Short problem: Your task is to filter the data below down to the lines holding "身だしなみや挨拶".

Material provided:
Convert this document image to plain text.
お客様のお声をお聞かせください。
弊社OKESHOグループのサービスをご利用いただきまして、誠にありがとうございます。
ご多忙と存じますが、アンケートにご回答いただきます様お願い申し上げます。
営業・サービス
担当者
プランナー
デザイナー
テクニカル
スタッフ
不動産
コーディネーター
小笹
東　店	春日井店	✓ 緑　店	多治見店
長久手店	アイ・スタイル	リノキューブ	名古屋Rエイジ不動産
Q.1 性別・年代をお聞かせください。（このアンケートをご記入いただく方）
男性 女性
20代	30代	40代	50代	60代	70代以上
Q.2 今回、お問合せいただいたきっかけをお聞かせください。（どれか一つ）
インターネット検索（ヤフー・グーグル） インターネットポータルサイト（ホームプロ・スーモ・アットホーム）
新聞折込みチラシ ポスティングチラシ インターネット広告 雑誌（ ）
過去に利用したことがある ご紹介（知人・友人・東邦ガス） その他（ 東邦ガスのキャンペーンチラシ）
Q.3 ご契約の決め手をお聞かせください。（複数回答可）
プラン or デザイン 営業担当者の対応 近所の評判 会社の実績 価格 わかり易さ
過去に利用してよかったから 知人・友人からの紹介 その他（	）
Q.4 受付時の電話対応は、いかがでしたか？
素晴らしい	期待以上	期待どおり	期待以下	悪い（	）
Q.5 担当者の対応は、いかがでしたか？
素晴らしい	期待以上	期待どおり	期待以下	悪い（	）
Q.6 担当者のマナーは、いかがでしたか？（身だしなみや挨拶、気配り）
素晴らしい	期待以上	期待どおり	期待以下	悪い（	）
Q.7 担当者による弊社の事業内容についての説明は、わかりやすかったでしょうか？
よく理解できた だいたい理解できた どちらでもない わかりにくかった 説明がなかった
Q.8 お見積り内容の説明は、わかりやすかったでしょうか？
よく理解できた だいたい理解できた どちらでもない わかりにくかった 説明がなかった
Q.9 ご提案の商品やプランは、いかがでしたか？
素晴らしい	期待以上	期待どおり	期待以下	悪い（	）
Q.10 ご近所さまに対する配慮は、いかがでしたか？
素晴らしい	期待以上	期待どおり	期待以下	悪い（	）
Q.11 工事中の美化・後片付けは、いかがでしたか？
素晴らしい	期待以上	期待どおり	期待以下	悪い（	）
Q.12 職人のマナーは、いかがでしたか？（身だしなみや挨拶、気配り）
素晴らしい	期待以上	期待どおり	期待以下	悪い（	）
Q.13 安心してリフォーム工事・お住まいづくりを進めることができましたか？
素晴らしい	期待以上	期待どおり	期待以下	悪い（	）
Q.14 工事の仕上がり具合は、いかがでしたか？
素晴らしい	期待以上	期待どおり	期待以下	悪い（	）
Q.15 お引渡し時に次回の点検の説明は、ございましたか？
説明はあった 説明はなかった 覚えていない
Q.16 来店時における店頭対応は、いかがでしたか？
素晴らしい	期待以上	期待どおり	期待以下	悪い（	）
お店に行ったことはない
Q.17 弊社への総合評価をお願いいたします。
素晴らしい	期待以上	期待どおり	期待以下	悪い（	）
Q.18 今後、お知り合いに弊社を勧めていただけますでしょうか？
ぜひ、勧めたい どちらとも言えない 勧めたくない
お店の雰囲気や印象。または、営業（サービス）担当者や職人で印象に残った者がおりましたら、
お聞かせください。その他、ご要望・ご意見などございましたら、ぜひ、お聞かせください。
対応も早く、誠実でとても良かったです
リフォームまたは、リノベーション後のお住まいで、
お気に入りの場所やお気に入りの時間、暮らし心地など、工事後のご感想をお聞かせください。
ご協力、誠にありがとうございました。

Solution to the problem:
Q.6 担当者のマナーは、いかがでしたか？（身だしなみや挨拶、気配り）
Q.12 職人のマナーは、いかがでしたか？（身だしなみや挨拶、気配り）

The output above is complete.